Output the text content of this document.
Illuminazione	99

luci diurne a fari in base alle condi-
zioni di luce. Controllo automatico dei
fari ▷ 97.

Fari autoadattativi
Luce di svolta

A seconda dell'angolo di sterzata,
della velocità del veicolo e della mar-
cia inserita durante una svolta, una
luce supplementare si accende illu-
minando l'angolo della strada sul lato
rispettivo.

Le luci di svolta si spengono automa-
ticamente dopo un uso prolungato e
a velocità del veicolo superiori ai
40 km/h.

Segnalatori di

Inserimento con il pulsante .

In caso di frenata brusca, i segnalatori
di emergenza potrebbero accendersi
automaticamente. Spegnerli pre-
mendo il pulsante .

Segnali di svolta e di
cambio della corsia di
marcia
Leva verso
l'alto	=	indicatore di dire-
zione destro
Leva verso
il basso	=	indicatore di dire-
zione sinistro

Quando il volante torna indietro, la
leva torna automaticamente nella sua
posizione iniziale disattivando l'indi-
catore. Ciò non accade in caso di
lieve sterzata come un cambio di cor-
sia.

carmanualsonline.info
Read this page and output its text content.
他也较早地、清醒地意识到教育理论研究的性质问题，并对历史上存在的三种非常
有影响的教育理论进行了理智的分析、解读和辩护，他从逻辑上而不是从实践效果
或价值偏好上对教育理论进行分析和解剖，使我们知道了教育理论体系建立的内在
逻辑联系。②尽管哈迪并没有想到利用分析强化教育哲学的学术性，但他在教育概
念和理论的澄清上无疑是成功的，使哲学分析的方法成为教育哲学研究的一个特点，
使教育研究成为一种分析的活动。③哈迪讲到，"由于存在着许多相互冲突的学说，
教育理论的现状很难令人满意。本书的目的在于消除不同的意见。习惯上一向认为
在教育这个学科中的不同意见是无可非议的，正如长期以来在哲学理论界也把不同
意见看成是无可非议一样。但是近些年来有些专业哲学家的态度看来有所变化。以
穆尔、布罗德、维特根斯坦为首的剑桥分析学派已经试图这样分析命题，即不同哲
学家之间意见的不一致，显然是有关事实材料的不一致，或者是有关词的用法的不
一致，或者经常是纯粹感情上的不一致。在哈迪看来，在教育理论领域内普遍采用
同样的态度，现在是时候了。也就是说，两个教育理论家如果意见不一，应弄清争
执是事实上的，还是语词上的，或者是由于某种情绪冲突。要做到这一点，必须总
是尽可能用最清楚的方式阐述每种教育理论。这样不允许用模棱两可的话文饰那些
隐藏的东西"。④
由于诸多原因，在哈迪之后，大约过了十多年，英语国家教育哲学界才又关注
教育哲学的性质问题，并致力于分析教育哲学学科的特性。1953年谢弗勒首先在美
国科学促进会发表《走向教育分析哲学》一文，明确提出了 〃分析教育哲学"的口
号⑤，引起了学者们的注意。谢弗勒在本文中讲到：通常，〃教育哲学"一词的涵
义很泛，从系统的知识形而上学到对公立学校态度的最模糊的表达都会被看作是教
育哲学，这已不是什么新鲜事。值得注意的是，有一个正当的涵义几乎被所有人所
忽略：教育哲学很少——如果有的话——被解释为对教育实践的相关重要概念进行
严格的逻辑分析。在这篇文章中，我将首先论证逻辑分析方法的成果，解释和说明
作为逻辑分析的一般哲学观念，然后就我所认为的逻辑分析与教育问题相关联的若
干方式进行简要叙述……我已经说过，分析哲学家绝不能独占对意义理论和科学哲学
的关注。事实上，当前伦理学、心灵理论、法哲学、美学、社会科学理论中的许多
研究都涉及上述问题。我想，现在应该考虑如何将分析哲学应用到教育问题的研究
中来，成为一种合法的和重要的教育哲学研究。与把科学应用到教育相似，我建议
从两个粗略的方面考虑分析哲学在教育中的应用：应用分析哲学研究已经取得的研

(Exercise brief): Give back exactly the lines running from the line containing "Read this page and output its text content." through the end of the material above, both included, and nothing beyond them.

(Answer to this task):
Read this page and output its text content.
他也较早地、清醒地意识到教育理论研究的性质问题，并对历史上存在的三种非常
有影响的教育理论进行了理智的分析、解读和辩护，他从逻辑上而不是从实践效果
或价值偏好上对教育理论进行分析和解剖，使我们知道了教育理论体系建立的内在
逻辑联系。②尽管哈迪并没有想到利用分析强化教育哲学的学术性，但他在教育概
念和理论的澄清上无疑是成功的，使哲学分析的方法成为教育哲学研究的一个特点，
使教育研究成为一种分析的活动。③哈迪讲到，"由于存在着许多相互冲突的学说，
教育理论的现状很难令人满意。本书的目的在于消除不同的意见。习惯上一向认为
在教育这个学科中的不同意见是无可非议的，正如长期以来在哲学理论界也把不同
意见看成是无可非议一样。但是近些年来有些专业哲学家的态度看来有所变化。以
穆尔、布罗德、维特根斯坦为首的剑桥分析学派已经试图这样分析命题，即不同哲
学家之间意见的不一致，显然是有关事实材料的不一致，或者是有关词的用法的不
一致，或者经常是纯粹感情上的不一致。在哈迪看来，在教育理论领域内普遍采用
同样的态度，现在是时候了。也就是说，两个教育理论家如果意见不一，应弄清争
执是事实上的，还是语词上的，或者是由于某种情绪冲突。要做到这一点，必须总
是尽可能用最清楚的方式阐述每种教育理论。这样不允许用模棱两可的话文饰那些
隐藏的东西"。④
由于诸多原因，在哈迪之后，大约过了十多年，英语国家教育哲学界才又关注
教育哲学的性质问题，并致力于分析教育哲学学科的特性。1953年谢弗勒首先在美
国科学促进会发表《走向教育分析哲学》一文，明确提出了 〃分析教育哲学"的口
号⑤，引起了学者们的注意。谢弗勒在本文中讲到：通常，〃教育哲学"一词的涵
义很泛，从系统的知识形而上学到对公立学校态度的最模糊的表达都会被看作是教
育哲学，这已不是什么新鲜事。值得注意的是，有一个正当的涵义几乎被所有人所
忽略：教育哲学很少——如果有的话——被解释为对教育实践的相关重要概念进行
严格的逻辑分析。在这篇文章中，我将首先论证逻辑分析方法的成果，解释和说明
作为逻辑分析的一般哲学观念，然后就我所认为的逻辑分析与教育问题相关联的若
干方式进行简要叙述……我已经说过，分析哲学家绝不能独占对意义理论和科学哲学
的关注。事实上，当前伦理学、心灵理论、法哲学、美学、社会科学理论中的许多
研究都涉及上述问题。我想，现在应该考虑如何将分析哲学应用到教育问题的研究
中来，成为一种合法的和重要的教育哲学研究。与把科学应用到教育相似，我建议
从两个粗略的方面考虑分析哲学在教育中的应用：应用分析哲学研究已经取得的研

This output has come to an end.